Task statement
Output every entry exactly as given.

Stored data
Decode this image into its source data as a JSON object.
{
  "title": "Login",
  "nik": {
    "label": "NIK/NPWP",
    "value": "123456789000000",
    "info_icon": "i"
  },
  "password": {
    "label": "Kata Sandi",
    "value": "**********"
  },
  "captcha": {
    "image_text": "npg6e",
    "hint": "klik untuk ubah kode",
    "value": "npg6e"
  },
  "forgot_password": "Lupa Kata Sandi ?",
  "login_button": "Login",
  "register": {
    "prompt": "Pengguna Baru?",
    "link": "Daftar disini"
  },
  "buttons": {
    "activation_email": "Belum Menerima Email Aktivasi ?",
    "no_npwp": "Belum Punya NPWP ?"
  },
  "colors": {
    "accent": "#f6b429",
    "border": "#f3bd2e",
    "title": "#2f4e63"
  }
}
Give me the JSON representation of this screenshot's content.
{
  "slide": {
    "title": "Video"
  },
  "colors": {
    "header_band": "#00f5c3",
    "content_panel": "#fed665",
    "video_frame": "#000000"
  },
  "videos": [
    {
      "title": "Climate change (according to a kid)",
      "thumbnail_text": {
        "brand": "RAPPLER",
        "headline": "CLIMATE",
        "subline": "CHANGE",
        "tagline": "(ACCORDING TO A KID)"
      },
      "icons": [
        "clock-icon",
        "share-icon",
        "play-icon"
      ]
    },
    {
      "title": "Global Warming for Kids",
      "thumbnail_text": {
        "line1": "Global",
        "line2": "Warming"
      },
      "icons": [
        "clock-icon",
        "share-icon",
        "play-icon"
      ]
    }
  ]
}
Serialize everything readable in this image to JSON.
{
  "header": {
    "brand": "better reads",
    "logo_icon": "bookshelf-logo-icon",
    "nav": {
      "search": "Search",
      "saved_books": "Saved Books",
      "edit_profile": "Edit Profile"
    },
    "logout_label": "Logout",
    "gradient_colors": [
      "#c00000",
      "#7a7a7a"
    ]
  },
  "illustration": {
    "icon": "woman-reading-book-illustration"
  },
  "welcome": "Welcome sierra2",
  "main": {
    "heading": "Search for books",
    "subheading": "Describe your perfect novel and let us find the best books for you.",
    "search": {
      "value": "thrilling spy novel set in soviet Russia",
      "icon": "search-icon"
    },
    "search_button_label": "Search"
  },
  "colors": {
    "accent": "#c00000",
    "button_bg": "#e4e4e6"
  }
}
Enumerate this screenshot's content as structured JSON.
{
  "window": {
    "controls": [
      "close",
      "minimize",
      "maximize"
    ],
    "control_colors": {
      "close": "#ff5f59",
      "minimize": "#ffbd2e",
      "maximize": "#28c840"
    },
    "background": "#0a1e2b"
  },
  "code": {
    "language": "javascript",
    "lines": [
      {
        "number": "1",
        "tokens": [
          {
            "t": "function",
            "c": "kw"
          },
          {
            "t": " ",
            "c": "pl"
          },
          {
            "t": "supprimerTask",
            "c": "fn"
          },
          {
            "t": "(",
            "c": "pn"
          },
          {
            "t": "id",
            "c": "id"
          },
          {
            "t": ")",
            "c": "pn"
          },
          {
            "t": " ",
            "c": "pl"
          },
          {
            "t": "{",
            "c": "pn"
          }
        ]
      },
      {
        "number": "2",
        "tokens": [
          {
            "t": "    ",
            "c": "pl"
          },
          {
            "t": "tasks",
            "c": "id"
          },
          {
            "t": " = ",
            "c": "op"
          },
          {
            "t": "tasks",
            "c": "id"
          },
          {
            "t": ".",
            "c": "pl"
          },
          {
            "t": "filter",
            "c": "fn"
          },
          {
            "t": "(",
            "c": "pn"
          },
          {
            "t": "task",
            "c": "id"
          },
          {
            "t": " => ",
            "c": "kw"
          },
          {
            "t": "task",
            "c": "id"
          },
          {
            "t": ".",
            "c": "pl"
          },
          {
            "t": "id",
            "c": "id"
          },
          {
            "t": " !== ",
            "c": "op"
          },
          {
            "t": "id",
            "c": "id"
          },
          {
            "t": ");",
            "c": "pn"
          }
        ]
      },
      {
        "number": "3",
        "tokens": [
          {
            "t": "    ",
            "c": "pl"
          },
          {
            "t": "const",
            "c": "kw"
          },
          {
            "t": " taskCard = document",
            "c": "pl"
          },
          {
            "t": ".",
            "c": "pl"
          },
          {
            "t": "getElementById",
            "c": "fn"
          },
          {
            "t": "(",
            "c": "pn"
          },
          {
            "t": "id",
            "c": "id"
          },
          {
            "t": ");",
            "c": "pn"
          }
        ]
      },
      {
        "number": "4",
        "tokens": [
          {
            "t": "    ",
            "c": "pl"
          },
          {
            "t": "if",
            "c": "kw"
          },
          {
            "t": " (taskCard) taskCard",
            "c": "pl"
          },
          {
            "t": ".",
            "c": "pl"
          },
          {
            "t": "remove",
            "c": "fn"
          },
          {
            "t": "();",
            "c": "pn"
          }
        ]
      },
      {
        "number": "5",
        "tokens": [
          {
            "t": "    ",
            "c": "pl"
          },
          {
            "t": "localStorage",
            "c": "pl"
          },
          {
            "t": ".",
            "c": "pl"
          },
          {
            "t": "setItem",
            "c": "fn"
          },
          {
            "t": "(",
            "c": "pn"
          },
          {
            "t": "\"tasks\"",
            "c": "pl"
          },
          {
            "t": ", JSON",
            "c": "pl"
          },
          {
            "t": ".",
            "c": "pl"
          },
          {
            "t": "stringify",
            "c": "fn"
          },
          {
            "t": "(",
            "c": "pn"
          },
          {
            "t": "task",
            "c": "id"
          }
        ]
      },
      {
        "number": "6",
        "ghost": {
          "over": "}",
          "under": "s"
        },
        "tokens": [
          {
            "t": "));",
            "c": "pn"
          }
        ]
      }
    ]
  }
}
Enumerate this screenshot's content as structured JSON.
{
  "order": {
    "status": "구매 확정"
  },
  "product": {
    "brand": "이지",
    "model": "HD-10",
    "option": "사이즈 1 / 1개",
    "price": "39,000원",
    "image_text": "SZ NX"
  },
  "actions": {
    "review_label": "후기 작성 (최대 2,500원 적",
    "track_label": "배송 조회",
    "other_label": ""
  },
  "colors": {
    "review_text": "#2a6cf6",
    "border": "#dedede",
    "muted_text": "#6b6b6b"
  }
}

Task solution
Decode this image into its source data as a JSON object.
{
  "title": "Login",
  "nik": {
    "label": "NIK/NPWP",
    "value": "123456789000000",
    "info_icon": "i"
  },
  "password": {
    "label": "Kata Sandi",
    "value": "**********"
  },
  "captcha": {
    "image_text": "npg6e",
    "hint": "klik untuk ubah kode",
    "value": "npg6e"
  },
  "forgot_password": "Lupa Kata Sandi ?",
  "login_button": "Login",
  "register": {
    "prompt": "Pengguna Baru?",
    "link": "Daftar disini"
  },
  "buttons": {
    "activation_email": "Belum Menerima Email Aktivasi ?",
    "no_npwp": "Belum Punya NPWP ?"
  },
  "colors": {
    "accent": "#f6b429",
    "border": "#f3bd2e",
    "title": "#2f4e63"
  }
}
Give me the JSON representation of this screenshot's content.
{
  "slide": {
    "title": "Video"
  },
  "colors": {
    "header_band": "#00f5c3",
    "content_panel": "#fed665",
    "video_frame": "#000000"
  },
  "videos": [
    {
      "title": "Climate change (according to a kid)",
      "thumbnail_text": {
        "brand": "RAPPLER",
        "headline": "CLIMATE",
        "subline": "CHANGE",
        "tagline": "(ACCORDING TO A KID)"
      },
      "icons": [
        "clock-icon",
        "share-icon",
        "play-icon"
      ]
    },
    {
      "title": "Global Warming for Kids",
      "thumbnail_text": {
        "line1": "Global",
        "line2": "Warming"
      },
      "icons": [
        "clock-icon",
        "share-icon",
        "play-icon"
      ]
    }
  ]
}
Serialize everything readable in this image to JSON.
{
  "header": {
    "brand": "better reads",
    "logo_icon": "bookshelf-logo-icon",
    "nav": {
      "search": "Search",
      "saved_books": "Saved Books",
      "edit_profile": "Edit Profile"
    },
    "logout_label": "Logout",
    "gradient_colors": [
      "#c00000",
      "#7a7a7a"
    ]
  },
  "illustration": {
    "icon": "woman-reading-book-illustration"
  },
  "welcome": "Welcome sierra2",
  "main": {
    "heading": "Search for books",
    "subheading": "Describe your perfect novel and let us find the best books for you.",
    "search": {
      "value": "thrilling spy novel set in soviet Russia",
      "icon": "search-icon"
    },
    "search_button_label": "Search"
  },
  "colors": {
    "accent": "#c00000",
    "button_bg": "#e4e4e6"
  }
}
Enumerate this screenshot's content as structured JSON.
{
  "window": {
    "controls": [
      "close",
      "minimize",
      "maximize"
    ],
    "control_colors": {
      "close": "#ff5f59",
      "minimize": "#ffbd2e",
      "maximize": "#28c840"
    },
    "background": "#0a1e2b"
  },
  "code": {
    "language": "javascript",
    "lines": [
      {
        "number": "1",
        "tokens": [
          {
            "t": "function",
            "c": "kw"
          },
          {
            "t": " ",
            "c": "pl"
          },
          {
            "t": "supprimerTask",
            "c": "fn"
          },
          {
            "t": "(",
            "c": "pn"
          },
          {
            "t": "id",
            "c": "id"
          },
          {
            "t": ")",
            "c": "pn"
          },
          {
            "t": " ",
            "c": "pl"
          },
          {
            "t": "{",
            "c": "pn"
          }
        ]
      },
      {
        "number": "2",
        "tokens": [
          {
            "t": "    ",
            "c": "pl"
          },
          {
            "t": "tasks",
            "c": "id"
          },
          {
            "t": " = ",
            "c": "op"
          },
          {
            "t": "tasks",
            "c": "id"
          },
          {
            "t": ".",
            "c": "pl"
          },
          {
            "t": "filter",
            "c": "fn"
          },
          {
            "t": "(",
            "c": "pn"
          },
          {
            "t": "task",
            "c": "id"
          },
          {
            "t": " => ",
            "c": "kw"
          },
          {
            "t": "task",
            "c": "id"
          },
          {
            "t": ".",
            "c": "pl"
          },
          {
            "t": "id",
            "c": "id"
          },
          {
            "t": " !== ",
            "c": "op"
          },
          {
            "t": "id",
            "c": "id"
          },
          {
            "t": ");",
            "c": "pn"
          }
        ]
      },
      {
        "number": "3",
        "tokens": [
          {
            "t": "    ",
            "c": "pl"
          },
          {
            "t": "const",
            "c": "kw"
          },
          {
            "t": " taskCard = document",
            "c": "pl"
          },
          {
            "t": ".",
            "c": "pl"
          },
          {
            "t": "getElementById",
            "c": "fn"
          },
          {
            "t": "(",
            "c": "pn"
          },
          {
            "t": "id",
            "c": "id"
          },
          {
            "t": ");",
            "c": "pn"
          }
        ]
      },
      {
        "number": "4",
        "tokens": [
          {
            "t": "    ",
            "c": "pl"
          },
          {
            "t": "if",
            "c": "kw"
          },
          {
            "t": " (taskCard) taskCard",
            "c": "pl"
          },
          {
            "t": ".",
            "c": "pl"
          },
          {
            "t": "remove",
            "c": "fn"
          },
          {
            "t": "();",
            "c": "pn"
          }
        ]
      },
      {
        "number": "5",
        "tokens": [
          {
            "t": "    ",
            "c": "pl"
          },
          {
            "t": "localStorage",
            "c": "pl"
          },
          {
            "t": ".",
            "c": "pl"
          },
          {
            "t": "setItem",
            "c": "fn"
          },
          {
            "t": "(",
            "c": "pn"
          },
          {
            "t": "\"tasks\"",
            "c": "pl"
          },
          {
            "t": ", JSON",
            "c": "pl"
          },
          {
            "t": ".",
            "c": "pl"
          },
          {
            "t": "stringify",
            "c": "fn"
          },
          {
            "t": "(",
            "c": "pn"
          },
          {
            "t": "task",
            "c": "id"
          }
        ]
      },
      {
        "number": "6",
        "ghost": {
          "over": "}",
          "under": "s"
        },
        "tokens": [
          {
            "t": "));",
            "c": "pn"
          }
        ]
      }
    ]
  }
}
Enumerate this screenshot's content as structured JSON.
{
  "order": {
    "status": "구매 확정"
  },
  "product": {
    "brand": "이지",
    "model": "HD-10",
    "option": "사이즈 1 / 1개",
    "price": "39,000원",
    "image_text": "SZ NX"
  },
  "actions": {
    "review_label": "후기 작성 (최대 2,500원 적",
    "track_label": "배송 조회",
    "other_label": ""
  },
  "colors": {
    "review_text": "#2a6cf6",
    "border": "#dedede",
    "muted_text": "#6b6b6b"
  }
}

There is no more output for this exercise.